## Job
Transcribe the full listing exactly, and drop every picture.

## Supplied records
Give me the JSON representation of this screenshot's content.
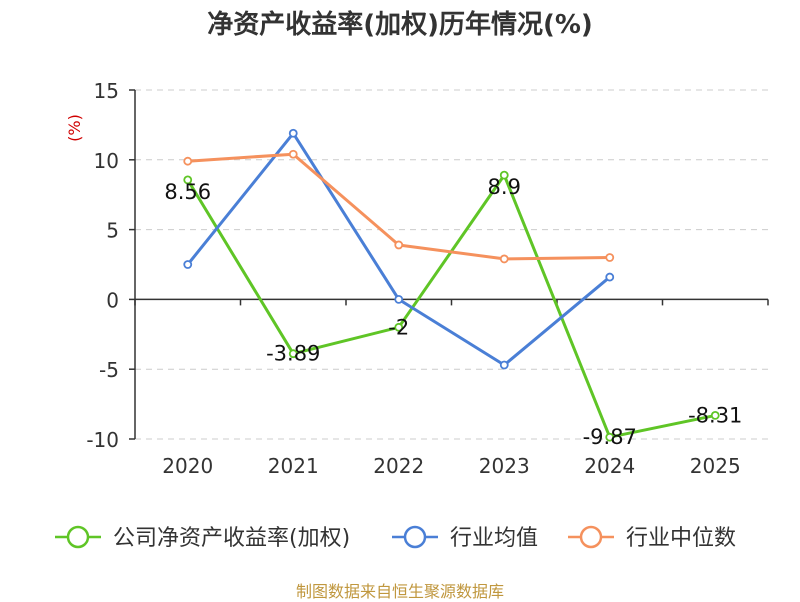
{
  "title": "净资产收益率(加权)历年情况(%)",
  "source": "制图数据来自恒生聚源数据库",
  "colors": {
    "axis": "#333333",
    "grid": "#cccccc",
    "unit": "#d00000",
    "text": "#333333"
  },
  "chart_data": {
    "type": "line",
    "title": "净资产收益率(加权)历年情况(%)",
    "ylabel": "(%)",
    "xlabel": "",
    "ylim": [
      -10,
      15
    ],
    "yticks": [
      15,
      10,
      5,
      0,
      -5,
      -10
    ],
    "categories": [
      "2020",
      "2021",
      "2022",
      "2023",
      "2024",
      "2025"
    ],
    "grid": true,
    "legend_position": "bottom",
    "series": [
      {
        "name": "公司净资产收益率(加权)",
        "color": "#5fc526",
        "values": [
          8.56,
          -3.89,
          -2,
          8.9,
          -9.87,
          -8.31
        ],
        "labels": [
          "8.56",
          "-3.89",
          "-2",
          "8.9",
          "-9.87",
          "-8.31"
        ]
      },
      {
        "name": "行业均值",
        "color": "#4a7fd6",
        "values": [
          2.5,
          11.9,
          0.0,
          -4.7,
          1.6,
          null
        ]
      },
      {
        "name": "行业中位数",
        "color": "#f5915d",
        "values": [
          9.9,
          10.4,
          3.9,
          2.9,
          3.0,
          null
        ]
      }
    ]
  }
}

## Result
Give me the JSON representation of this screenshot's content.
{
  "title": "净资产收益率(加权)历年情况(%)",
  "source": "制图数据来自恒生聚源数据库",
  "colors": {
    "axis": "#333333",
    "grid": "#cccccc",
    "unit": "#d00000",
    "text": "#333333"
  },
  "chart_data": {
    "type": "line",
    "title": "净资产收益率(加权)历年情况(%)",
    "ylabel": "(%)",
    "xlabel": "",
    "ylim": [
      -10,
      15
    ],
    "yticks": [
      15,
      10,
      5,
      0,
      -5,
      -10
    ],
    "categories": [
      "2020",
      "2021",
      "2022",
      "2023",
      "2024",
      "2025"
    ],
    "grid": true,
    "legend_position": "bottom",
    "series": [
      {
        "name": "公司净资产收益率(加权)",
        "color": "#5fc526",
        "values": [
          8.56,
          -3.89,
          -2,
          8.9,
          -9.87,
          -8.31
        ],
        "labels": [
          "8.56",
          "-3.89",
          "-2",
          "8.9",
          "-9.87",
          "-8.31"
        ]
      },
      {
        "name": "行业均值",
        "color": "#4a7fd6",
        "values": [
          2.5,
          11.9,
          0.0,
          -4.7,
          1.6,
          null
        ]
      },
      {
        "name": "行业中位数",
        "color": "#f5915d",
        "values": [
          9.9,
          10.4,
          3.9,
          2.9,
          3.0,
          null
        ]
      }
    ]
  }
}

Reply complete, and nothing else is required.